Extracted records
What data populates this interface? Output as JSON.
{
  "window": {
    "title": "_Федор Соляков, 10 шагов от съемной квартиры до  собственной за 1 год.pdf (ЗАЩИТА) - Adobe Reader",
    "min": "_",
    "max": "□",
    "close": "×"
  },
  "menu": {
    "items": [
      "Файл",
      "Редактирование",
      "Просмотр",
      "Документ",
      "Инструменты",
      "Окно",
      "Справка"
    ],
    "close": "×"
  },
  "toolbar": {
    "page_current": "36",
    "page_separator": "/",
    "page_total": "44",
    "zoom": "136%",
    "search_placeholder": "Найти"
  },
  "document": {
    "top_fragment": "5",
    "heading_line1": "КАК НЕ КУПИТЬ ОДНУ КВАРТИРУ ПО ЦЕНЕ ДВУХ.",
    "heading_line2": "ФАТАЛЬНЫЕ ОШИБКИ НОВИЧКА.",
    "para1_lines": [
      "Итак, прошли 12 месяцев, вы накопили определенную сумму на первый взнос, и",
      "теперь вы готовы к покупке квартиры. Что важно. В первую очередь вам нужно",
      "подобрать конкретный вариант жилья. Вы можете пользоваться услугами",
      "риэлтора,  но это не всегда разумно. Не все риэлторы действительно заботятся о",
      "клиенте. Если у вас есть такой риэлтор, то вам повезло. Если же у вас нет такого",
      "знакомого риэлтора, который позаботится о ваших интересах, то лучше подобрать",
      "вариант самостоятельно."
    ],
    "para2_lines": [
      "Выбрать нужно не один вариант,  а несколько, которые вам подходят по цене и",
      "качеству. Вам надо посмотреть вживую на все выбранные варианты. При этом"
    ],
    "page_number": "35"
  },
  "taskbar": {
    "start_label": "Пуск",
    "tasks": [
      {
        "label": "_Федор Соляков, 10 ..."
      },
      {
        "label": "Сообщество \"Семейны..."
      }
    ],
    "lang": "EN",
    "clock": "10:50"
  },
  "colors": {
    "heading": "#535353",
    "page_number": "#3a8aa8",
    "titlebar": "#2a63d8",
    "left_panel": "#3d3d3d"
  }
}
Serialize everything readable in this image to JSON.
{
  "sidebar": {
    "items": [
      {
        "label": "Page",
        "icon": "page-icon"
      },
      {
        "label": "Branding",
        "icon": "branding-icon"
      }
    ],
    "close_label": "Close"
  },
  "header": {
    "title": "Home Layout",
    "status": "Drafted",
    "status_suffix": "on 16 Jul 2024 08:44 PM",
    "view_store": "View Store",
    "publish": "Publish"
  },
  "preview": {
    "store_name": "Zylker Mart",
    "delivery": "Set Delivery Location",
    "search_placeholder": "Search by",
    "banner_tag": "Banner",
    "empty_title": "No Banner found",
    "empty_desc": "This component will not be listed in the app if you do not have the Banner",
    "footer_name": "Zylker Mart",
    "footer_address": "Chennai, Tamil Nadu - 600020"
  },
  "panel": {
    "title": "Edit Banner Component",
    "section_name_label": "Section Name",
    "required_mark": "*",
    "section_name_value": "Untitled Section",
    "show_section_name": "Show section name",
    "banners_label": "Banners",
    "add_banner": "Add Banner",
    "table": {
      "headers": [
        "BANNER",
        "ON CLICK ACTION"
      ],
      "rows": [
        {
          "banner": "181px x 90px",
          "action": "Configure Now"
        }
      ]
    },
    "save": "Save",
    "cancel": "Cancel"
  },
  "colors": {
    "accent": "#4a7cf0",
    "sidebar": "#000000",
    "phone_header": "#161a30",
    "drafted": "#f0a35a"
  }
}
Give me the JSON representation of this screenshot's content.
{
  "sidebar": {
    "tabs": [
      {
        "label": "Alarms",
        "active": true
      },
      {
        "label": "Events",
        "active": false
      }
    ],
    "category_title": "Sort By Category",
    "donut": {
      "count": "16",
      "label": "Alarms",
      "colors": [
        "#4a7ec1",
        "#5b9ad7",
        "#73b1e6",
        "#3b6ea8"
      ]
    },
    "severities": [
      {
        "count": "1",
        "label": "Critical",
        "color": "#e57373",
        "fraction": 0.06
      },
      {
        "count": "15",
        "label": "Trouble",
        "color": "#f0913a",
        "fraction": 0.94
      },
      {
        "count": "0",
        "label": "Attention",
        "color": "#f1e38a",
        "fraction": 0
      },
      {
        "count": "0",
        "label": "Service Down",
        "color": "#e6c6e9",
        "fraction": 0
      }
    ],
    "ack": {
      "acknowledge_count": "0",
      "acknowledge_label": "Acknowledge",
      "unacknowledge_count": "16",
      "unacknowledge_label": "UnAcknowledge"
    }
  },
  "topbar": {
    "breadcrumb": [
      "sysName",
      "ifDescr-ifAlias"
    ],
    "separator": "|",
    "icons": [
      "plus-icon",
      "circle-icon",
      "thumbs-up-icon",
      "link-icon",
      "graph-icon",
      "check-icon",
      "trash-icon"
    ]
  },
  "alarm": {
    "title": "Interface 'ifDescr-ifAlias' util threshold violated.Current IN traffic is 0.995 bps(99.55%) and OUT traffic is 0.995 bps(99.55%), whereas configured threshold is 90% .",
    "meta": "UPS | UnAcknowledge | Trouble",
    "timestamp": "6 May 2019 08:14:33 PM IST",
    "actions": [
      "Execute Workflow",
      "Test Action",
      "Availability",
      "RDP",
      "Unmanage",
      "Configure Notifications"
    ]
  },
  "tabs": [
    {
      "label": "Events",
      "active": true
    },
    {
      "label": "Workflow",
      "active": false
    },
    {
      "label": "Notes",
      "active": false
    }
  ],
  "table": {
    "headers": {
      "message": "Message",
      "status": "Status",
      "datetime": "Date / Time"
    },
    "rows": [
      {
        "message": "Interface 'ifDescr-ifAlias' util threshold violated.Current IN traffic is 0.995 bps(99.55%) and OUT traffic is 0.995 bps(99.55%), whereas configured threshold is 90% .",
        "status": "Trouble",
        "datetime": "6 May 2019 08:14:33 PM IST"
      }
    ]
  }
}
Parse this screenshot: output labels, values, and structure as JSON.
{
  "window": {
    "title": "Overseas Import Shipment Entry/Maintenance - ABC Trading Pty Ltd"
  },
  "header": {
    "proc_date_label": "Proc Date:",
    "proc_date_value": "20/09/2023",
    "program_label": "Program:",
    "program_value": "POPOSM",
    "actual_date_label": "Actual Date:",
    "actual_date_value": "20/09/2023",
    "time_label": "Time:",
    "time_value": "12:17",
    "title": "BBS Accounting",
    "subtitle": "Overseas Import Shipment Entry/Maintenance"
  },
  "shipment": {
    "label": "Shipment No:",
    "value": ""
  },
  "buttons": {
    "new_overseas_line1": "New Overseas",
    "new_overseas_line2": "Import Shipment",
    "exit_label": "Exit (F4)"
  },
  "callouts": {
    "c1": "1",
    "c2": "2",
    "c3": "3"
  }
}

▸ **GIVEN PROBLEM**: Which lines include the word "violated"? List them all.

▸ **ANSWER TO THIS EXERCISE**:
    "title": "Interface 'ifDescr-ifAlias' util threshold violated.Current IN traffic is 0.995 bps(99.55%) and OUT traffic is 0.995 bps(99.55%), whereas configured threshold is 90% .",
        "message": "Interface 'ifDescr-ifAlias' util threshold violated.Current IN traffic is 0.995 bps(99.55%) and OUT traffic is 0.995 bps(99.55%), whereas configured threshold is 90% .",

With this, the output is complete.